> WHAT THIS TASK INVOLVES: Go through the entries below and write each one out exactly.

※

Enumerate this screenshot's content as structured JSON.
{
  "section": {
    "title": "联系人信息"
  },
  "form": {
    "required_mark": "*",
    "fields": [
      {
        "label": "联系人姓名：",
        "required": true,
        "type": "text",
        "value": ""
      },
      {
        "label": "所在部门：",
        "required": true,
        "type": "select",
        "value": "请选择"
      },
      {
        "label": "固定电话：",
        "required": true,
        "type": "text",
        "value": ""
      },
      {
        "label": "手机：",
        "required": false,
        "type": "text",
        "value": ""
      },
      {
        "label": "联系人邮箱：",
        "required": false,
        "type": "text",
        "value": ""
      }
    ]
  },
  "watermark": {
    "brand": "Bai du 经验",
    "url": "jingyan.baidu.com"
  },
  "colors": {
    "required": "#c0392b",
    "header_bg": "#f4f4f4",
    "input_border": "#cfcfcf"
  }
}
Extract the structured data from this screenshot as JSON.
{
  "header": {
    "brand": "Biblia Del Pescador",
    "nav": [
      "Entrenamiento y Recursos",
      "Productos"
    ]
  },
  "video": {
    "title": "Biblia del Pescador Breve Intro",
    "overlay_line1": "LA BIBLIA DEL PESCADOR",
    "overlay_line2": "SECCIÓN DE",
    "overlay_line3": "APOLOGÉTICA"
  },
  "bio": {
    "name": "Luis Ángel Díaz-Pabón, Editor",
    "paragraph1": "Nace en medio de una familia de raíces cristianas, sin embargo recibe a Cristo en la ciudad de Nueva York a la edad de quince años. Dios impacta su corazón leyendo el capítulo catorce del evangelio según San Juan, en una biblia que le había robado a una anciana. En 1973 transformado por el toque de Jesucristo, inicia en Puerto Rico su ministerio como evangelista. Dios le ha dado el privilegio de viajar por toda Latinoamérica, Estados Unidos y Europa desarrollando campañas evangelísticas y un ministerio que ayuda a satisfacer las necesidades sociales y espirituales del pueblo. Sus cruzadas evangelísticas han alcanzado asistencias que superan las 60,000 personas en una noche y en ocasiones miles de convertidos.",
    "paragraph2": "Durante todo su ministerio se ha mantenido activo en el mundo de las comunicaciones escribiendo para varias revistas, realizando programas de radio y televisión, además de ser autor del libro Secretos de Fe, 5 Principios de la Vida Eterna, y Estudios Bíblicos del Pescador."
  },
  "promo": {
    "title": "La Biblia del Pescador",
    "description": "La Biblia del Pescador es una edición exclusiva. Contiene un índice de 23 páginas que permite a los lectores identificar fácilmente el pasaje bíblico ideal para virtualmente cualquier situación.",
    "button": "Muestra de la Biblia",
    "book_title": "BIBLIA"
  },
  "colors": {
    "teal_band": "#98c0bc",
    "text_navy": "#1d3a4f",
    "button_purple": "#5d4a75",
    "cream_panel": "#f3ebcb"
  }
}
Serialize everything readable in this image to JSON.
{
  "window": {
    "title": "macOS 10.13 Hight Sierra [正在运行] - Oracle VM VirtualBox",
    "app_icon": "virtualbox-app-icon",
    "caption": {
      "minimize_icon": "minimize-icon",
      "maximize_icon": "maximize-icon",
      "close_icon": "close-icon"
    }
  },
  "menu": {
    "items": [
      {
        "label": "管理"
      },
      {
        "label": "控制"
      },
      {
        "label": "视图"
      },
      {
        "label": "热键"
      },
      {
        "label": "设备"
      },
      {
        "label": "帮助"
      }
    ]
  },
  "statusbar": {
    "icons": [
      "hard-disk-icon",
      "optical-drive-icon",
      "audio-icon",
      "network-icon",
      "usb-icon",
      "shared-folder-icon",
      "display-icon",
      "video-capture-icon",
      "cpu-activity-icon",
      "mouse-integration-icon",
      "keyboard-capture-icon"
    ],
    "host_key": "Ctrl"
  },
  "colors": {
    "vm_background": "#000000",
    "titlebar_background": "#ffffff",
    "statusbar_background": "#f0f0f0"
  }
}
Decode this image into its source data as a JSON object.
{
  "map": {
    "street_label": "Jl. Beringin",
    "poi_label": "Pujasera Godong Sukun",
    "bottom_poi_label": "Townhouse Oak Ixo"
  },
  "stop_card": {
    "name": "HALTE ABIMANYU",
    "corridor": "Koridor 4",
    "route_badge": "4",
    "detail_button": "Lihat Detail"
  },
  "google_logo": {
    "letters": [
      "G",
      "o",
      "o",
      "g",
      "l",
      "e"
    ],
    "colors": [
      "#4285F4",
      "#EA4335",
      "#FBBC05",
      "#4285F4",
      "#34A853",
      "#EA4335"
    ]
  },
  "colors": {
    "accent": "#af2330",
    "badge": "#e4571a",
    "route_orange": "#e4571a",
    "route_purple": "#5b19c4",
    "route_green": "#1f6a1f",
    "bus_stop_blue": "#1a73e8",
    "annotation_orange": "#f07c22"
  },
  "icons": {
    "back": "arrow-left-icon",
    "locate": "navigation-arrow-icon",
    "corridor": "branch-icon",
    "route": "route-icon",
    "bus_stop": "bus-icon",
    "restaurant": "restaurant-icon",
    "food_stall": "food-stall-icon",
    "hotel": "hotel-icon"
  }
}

※

> SOLUTION FOR THIS EXERCISE:
Enumerate this screenshot's content as structured JSON.
{
  "section": {
    "title": "联系人信息"
  },
  "form": {
    "required_mark": "*",
    "fields": [
      {
        "label": "联系人姓名：",
        "required": true,
        "type": "text",
        "value": ""
      },
      {
        "label": "所在部门：",
        "required": true,
        "type": "select",
        "value": "请选择"
      },
      {
        "label": "固定电话：",
        "required": true,
        "type": "text",
        "value": ""
      },
      {
        "label": "手机：",
        "required": false,
        "type": "text",
        "value": ""
      },
      {
        "label": "联系人邮箱：",
        "required": false,
        "type": "text",
        "value": ""
      }
    ]
  },
  "watermark": {
    "brand": "Bai du 经验",
    "url": "jingyan.baidu.com"
  },
  "colors": {
    "required": "#c0392b",
    "header_bg": "#f4f4f4",
    "input_border": "#cfcfcf"
  }
}
Extract the structured data from this screenshot as JSON.
{
  "header": {
    "brand": "Biblia Del Pescador",
    "nav": [
      "Entrenamiento y Recursos",
      "Productos"
    ]
  },
  "video": {
    "title": "Biblia del Pescador Breve Intro",
    "overlay_line1": "LA BIBLIA DEL PESCADOR",
    "overlay_line2": "SECCIÓN DE",
    "overlay_line3": "APOLOGÉTICA"
  },
  "bio": {
    "name": "Luis Ángel Díaz-Pabón, Editor",
    "paragraph1": "Nace en medio de una familia de raíces cristianas, sin embargo recibe a Cristo en la ciudad de Nueva York a la edad de quince años. Dios impacta su corazón leyendo el capítulo catorce del evangelio según San Juan, en una biblia que le había robado a una anciana. En 1973 transformado por el toque de Jesucristo, inicia en Puerto Rico su ministerio como evangelista. Dios le ha dado el privilegio de viajar por toda Latinoamérica, Estados Unidos y Europa desarrollando campañas evangelísticas y un ministerio que ayuda a satisfacer las necesidades sociales y espirituales del pueblo. Sus cruzadas evangelísticas han alcanzado asistencias que superan las 60,000 personas en una noche y en ocasiones miles de convertidos.",
    "paragraph2": "Durante todo su ministerio se ha mantenido activo en el mundo de las comunicaciones escribiendo para varias revistas, realizando programas de radio y televisión, además de ser autor del libro Secretos de Fe, 5 Principios de la Vida Eterna, y Estudios Bíblicos del Pescador."
  },
  "promo": {
    "title": "La Biblia del Pescador",
    "description": "La Biblia del Pescador es una edición exclusiva. Contiene un índice de 23 páginas que permite a los lectores identificar fácilmente el pasaje bíblico ideal para virtualmente cualquier situación.",
    "button": "Muestra de la Biblia",
    "book_title": "BIBLIA"
  },
  "colors": {
    "teal_band": "#98c0bc",
    "text_navy": "#1d3a4f",
    "button_purple": "#5d4a75",
    "cream_panel": "#f3ebcb"
  }
}
Serialize everything readable in this image to JSON.
{
  "window": {
    "title": "macOS 10.13 Hight Sierra [正在运行] - Oracle VM VirtualBox",
    "app_icon": "virtualbox-app-icon",
    "caption": {
      "minimize_icon": "minimize-icon",
      "maximize_icon": "maximize-icon",
      "close_icon": "close-icon"
    }
  },
  "menu": {
    "items": [
      {
        "label": "管理"
      },
      {
        "label": "控制"
      },
      {
        "label": "视图"
      },
      {
        "label": "热键"
      },
      {
        "label": "设备"
      },
      {
        "label": "帮助"
      }
    ]
  },
  "statusbar": {
    "icons": [
      "hard-disk-icon",
      "optical-drive-icon",
      "audio-icon",
      "network-icon",
      "usb-icon",
      "shared-folder-icon",
      "display-icon",
      "video-capture-icon",
      "cpu-activity-icon",
      "mouse-integration-icon",
      "keyboard-capture-icon"
    ],
    "host_key": "Ctrl"
  },
  "colors": {
    "vm_background": "#000000",
    "titlebar_background": "#ffffff",
    "statusbar_background": "#f0f0f0"
  }
}
Decode this image into its source data as a JSON object.
{
  "map": {
    "street_label": "Jl. Beringin",
    "poi_label": "Pujasera Godong Sukun",
    "bottom_poi_label": "Townhouse Oak Ixo"
  },
  "stop_card": {
    "name": "HALTE ABIMANYU",
    "corridor": "Koridor 4",
    "route_badge": "4",
    "detail_button": "Lihat Detail"
  },
  "google_logo": {
    "letters": [
      "G",
      "o",
      "o",
      "g",
      "l",
      "e"
    ],
    "colors": [
      "#4285F4",
      "#EA4335",
      "#FBBC05",
      "#4285F4",
      "#34A853",
      "#EA4335"
    ]
  },
  "colors": {
    "accent": "#af2330",
    "badge": "#e4571a",
    "route_orange": "#e4571a",
    "route_purple": "#5b19c4",
    "route_green": "#1f6a1f",
    "bus_stop_blue": "#1a73e8",
    "annotation_orange": "#f07c22"
  },
  "icons": {
    "back": "arrow-left-icon",
    "locate": "navigation-arrow-icon",
    "corridor": "branch-icon",
    "route": "route-icon",
    "bus_stop": "bus-icon",
    "restaurant": "restaurant-icon",
    "food_stall": "food-stall-icon",
    "hotel": "hotel-icon"
  }
}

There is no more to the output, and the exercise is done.